Task description.
What follows is a listing; restate every line of it word for word.

Input data.
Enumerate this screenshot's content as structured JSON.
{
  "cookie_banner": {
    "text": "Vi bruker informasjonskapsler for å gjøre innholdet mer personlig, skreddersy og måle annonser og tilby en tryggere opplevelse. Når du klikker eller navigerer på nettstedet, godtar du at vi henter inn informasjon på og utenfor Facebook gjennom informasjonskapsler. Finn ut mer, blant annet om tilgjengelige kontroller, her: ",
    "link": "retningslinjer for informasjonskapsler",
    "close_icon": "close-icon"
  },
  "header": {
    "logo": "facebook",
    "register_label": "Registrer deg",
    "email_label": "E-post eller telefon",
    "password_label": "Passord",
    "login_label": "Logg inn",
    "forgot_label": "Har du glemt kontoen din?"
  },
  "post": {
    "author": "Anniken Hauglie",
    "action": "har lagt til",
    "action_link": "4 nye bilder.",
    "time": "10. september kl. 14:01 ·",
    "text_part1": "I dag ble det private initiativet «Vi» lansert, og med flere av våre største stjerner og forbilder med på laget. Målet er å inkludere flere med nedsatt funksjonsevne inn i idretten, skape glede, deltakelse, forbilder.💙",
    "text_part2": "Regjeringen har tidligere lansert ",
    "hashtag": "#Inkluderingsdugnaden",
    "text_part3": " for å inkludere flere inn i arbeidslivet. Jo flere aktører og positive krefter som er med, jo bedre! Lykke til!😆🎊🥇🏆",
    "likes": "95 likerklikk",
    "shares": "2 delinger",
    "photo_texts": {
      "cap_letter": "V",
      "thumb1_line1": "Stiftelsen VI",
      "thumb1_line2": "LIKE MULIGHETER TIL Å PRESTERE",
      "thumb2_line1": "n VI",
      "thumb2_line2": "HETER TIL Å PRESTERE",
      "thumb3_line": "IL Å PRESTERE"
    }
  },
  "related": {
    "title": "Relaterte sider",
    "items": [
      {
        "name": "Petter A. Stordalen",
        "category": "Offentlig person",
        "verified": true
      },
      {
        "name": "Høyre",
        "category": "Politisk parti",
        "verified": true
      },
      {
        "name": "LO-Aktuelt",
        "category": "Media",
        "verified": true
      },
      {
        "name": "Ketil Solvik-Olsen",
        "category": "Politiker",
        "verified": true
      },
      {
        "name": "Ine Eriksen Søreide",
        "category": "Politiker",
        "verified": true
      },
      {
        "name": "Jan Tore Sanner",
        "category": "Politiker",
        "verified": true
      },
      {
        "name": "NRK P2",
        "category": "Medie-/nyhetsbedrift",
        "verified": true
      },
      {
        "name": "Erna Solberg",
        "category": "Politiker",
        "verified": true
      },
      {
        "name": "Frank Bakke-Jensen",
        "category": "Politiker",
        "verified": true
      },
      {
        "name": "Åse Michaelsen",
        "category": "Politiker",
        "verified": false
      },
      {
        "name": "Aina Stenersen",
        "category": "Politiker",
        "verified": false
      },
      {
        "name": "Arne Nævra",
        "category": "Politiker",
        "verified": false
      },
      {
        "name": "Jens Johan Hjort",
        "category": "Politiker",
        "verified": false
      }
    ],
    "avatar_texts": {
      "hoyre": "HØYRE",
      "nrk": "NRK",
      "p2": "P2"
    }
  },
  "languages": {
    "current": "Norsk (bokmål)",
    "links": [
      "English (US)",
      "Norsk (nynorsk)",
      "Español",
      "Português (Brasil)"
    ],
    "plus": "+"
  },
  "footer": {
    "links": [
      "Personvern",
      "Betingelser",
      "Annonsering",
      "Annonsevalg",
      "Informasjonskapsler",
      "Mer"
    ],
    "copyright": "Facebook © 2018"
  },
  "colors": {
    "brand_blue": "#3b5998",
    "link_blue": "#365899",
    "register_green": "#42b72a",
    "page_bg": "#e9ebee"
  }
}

Result for this exercise.
Enumerate this screenshot's content as structured JSON.
{
  "cookie_banner": {
    "text": "Vi bruker informasjonskapsler for å gjøre innholdet mer personlig, skreddersy og måle annonser og tilby en tryggere opplevelse. Når du klikker eller navigerer på nettstedet, godtar du at vi henter inn informasjon på og utenfor Facebook gjennom informasjonskapsler. Finn ut mer, blant annet om tilgjengelige kontroller, her: ",
    "link": "retningslinjer for informasjonskapsler",
    "close_icon": "close-icon"
  },
  "header": {
    "logo": "facebook",
    "register_label": "Registrer deg",
    "email_label": "E-post eller telefon",
    "password_label": "Passord",
    "login_label": "Logg inn",
    "forgot_label": "Har du glemt kontoen din?"
  },
  "post": {
    "author": "Anniken Hauglie",
    "action": "har lagt til",
    "action_link": "4 nye bilder.",
    "time": "10. september kl. 14:01 ·",
    "text_part1": "I dag ble det private initiativet «Vi» lansert, og med flere av våre største stjerner og forbilder med på laget. Målet er å inkludere flere med nedsatt funksjonsevne inn i idretten, skape glede, deltakelse, forbilder.💙",
    "text_part2": "Regjeringen har tidligere lansert ",
    "hashtag": "#Inkluderingsdugnaden",
    "text_part3": " for å inkludere flere inn i arbeidslivet. Jo flere aktører og positive krefter som er med, jo bedre! Lykke til!😆🎊🥇🏆",
    "likes": "95 likerklikk",
    "shares": "2 delinger",
    "photo_texts": {
      "cap_letter": "V",
      "thumb1_line1": "Stiftelsen VI",
      "thumb1_line2": "LIKE MULIGHETER TIL Å PRESTERE",
      "thumb2_line1": "n VI",
      "thumb2_line2": "HETER TIL Å PRESTERE",
      "thumb3_line": "IL Å PRESTERE"
    }
  },
  "related": {
    "title": "Relaterte sider",
    "items": [
      {
        "name": "Petter A. Stordalen",
        "category": "Offentlig person",
        "verified": true
      },
      {
        "name": "Høyre",
        "category": "Politisk parti",
        "verified": true
      },
      {
        "name": "LO-Aktuelt",
        "category": "Media",
        "verified": true
      },
      {
        "name": "Ketil Solvik-Olsen",
        "category": "Politiker",
        "verified": true
      },
      {
        "name": "Ine Eriksen Søreide",
        "category": "Politiker",
        "verified": true
      },
      {
        "name": "Jan Tore Sanner",
        "category": "Politiker",
        "verified": true
      },
      {
        "name": "NRK P2",
        "category": "Medie-/nyhetsbedrift",
        "verified": true
      },
      {
        "name": "Erna Solberg",
        "category": "Politiker",
        "verified": true
      },
      {
        "name": "Frank Bakke-Jensen",
        "category": "Politiker",
        "verified": true
      },
      {
        "name": "Åse Michaelsen",
        "category": "Politiker",
        "verified": false
      },
      {
        "name": "Aina Stenersen",
        "category": "Politiker",
        "verified": false
      },
      {
        "name": "Arne Nævra",
        "category": "Politiker",
        "verified": false
      },
      {
        "name": "Jens Johan Hjort",
        "category": "Politiker",
        "verified": false
      }
    ],
    "avatar_texts": {
      "hoyre": "HØYRE",
      "nrk": "NRK",
      "p2": "P2"
    }
  },
  "languages": {
    "current": "Norsk (bokmål)",
    "links": [
      "English (US)",
      "Norsk (nynorsk)",
      "Español",
      "Português (Brasil)"
    ],
    "plus": "+"
  },
  "footer": {
    "links": [
      "Personvern",
      "Betingelser",
      "Annonsering",
      "Annonsevalg",
      "Informasjonskapsler",
      "Mer"
    ],
    "copyright": "Facebook © 2018"
  },
  "colors": {
    "brand_blue": "#3b5998",
    "link_blue": "#365899",
    "register_green": "#42b72a",
    "page_bg": "#e9ebee"
  }
}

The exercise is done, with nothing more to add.